= What is expected =
Filter the data for lines with the word "temperatura", then copy every line so identified.

━━━

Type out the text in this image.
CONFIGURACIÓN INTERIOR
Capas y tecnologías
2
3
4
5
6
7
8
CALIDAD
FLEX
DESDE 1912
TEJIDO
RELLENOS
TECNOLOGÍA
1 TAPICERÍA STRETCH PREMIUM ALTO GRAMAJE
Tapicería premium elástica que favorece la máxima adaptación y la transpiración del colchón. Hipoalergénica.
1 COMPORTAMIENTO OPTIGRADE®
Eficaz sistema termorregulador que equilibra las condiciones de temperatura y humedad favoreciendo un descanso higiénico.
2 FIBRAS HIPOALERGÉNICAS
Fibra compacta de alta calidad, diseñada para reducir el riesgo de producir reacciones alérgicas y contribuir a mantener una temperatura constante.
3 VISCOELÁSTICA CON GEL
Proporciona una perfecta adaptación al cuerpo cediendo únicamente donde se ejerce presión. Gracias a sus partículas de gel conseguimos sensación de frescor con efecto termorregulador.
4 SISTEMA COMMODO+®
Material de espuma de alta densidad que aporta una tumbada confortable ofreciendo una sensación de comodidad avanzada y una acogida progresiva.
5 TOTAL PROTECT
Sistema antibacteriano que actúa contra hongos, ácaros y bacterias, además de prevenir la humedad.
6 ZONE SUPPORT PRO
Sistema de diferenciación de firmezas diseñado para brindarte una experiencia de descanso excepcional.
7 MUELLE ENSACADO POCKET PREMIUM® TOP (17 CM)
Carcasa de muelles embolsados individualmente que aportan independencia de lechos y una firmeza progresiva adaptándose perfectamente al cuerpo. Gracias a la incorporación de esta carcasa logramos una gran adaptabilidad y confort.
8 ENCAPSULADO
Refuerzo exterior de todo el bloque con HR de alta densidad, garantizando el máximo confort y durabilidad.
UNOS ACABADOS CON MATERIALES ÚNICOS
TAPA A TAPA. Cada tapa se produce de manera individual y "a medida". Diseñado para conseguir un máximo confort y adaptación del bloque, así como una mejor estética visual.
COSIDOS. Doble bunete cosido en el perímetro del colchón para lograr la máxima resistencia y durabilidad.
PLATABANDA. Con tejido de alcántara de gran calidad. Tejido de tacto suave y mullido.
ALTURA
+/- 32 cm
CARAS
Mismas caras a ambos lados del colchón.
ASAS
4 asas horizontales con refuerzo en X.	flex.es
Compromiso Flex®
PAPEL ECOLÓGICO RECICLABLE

━━━

= Task answer =
Eficaz sistema termorregulador que equilibra las condiciones de temperatura y humedad favoreciendo un descanso higiénico.
Fibra compacta de alta calidad, diseñada para reducir el riesgo de producir reacciones alérgicas y contribuir a mantener una temperatura constante.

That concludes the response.